■ Objective
Copy every line with the string "value" in it.

++++ Material provided ++++

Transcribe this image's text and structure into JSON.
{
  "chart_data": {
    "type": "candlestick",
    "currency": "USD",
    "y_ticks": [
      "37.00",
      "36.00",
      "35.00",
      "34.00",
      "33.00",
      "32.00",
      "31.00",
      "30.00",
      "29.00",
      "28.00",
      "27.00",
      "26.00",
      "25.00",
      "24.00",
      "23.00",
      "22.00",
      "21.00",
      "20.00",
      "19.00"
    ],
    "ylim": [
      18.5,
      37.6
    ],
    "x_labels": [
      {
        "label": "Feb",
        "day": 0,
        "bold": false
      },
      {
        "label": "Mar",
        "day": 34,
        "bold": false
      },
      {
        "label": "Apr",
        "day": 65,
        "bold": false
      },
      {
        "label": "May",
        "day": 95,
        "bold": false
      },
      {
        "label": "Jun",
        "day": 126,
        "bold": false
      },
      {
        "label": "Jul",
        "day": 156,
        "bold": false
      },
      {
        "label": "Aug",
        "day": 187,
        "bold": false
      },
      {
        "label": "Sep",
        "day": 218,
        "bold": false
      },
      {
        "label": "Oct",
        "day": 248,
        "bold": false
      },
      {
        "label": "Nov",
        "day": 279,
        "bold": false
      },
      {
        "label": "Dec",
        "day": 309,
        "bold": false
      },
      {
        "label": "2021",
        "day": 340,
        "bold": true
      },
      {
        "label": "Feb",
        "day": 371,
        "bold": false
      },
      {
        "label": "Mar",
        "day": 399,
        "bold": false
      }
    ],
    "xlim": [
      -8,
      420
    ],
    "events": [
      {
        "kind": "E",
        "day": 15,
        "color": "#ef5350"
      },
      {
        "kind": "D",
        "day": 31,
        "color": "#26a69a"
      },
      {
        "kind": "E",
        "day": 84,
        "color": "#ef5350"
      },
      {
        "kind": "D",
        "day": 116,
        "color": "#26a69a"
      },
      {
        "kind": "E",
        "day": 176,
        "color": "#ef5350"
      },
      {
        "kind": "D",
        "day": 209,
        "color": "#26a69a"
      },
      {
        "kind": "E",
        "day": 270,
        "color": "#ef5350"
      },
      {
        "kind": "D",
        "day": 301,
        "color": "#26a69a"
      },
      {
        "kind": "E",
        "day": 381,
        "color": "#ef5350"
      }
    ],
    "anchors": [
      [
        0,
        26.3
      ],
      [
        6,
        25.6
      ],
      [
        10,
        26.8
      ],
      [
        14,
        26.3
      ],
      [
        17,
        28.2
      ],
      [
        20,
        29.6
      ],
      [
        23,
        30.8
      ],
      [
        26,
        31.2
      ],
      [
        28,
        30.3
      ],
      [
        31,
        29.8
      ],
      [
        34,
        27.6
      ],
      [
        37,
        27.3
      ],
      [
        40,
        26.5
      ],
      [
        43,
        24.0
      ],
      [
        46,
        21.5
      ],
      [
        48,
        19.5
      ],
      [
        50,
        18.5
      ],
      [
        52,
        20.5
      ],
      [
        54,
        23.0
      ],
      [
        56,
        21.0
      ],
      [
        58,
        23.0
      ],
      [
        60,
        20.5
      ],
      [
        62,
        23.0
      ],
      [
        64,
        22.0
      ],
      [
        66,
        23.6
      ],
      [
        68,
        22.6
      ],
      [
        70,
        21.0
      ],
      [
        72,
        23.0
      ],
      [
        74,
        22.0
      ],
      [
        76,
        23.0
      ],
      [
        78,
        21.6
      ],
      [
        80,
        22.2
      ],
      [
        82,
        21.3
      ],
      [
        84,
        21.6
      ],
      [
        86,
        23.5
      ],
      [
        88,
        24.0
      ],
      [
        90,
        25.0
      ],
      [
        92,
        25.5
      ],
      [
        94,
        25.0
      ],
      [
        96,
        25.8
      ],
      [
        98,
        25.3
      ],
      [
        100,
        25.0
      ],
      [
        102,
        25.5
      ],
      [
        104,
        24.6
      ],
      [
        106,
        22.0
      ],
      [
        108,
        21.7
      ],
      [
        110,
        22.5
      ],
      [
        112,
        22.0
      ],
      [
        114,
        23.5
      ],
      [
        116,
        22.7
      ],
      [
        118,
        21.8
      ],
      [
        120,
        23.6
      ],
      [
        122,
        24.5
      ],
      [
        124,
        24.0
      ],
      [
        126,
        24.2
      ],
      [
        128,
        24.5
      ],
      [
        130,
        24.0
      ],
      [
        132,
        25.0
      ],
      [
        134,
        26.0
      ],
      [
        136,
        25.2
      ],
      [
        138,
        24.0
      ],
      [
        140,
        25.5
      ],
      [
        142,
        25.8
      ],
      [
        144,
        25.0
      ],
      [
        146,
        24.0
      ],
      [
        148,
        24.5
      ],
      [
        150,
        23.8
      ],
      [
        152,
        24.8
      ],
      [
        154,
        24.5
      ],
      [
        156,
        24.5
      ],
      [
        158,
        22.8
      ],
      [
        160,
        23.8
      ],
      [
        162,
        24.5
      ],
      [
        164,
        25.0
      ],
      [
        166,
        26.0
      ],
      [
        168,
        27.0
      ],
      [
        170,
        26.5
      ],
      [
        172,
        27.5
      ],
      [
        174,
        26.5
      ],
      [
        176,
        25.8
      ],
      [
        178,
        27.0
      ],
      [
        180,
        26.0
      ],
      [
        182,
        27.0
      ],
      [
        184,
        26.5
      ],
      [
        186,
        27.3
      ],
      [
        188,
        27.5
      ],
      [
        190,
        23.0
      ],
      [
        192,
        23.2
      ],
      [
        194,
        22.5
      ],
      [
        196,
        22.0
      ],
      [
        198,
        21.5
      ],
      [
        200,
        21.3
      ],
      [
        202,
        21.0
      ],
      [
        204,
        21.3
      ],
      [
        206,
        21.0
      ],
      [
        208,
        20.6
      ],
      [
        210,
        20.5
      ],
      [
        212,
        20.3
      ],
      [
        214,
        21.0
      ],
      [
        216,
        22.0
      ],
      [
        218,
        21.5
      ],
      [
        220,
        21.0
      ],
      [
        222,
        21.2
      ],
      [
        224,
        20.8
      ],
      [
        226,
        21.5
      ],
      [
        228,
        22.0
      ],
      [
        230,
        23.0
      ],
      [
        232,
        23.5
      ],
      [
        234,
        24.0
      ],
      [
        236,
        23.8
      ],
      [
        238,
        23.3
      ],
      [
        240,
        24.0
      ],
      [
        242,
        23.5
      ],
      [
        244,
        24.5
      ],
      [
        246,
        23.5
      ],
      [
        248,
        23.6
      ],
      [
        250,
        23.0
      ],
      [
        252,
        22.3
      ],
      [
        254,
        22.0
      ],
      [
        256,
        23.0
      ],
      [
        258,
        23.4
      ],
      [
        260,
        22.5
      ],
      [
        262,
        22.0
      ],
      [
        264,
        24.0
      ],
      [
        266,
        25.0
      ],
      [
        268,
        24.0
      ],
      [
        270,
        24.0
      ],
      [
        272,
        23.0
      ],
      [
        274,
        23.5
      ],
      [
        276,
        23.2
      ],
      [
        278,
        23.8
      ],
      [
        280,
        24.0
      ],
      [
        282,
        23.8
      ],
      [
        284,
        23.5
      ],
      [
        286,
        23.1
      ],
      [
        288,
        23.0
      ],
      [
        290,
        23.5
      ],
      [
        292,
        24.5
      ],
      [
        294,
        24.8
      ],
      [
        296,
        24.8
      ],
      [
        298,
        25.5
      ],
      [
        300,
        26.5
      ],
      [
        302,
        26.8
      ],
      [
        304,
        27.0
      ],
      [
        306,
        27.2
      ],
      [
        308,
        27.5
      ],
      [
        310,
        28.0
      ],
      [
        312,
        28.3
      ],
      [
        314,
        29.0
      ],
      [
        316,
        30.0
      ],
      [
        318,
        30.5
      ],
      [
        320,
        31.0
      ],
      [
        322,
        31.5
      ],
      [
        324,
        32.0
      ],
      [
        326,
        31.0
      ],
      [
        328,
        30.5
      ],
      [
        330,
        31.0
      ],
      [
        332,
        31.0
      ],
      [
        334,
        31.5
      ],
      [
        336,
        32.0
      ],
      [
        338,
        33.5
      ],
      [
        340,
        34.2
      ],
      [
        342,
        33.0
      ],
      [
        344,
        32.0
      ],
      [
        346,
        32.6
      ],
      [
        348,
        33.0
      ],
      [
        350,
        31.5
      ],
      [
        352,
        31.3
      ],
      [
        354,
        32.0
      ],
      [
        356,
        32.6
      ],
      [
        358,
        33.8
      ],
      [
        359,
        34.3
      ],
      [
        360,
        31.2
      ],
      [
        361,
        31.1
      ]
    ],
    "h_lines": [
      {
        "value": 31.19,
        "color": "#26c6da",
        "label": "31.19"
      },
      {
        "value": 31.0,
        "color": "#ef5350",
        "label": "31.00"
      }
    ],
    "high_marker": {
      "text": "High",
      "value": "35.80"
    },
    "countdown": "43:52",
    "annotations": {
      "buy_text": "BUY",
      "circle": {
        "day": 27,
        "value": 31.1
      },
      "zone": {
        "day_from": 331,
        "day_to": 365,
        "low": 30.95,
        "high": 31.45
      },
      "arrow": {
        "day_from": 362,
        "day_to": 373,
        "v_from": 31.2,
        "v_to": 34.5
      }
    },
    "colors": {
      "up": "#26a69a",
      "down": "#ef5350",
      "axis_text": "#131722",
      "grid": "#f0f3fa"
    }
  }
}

++++

■ Written response
        "value": 31.19,
        "value": 31.0,
      "value": "35.80"
        "value": 31.1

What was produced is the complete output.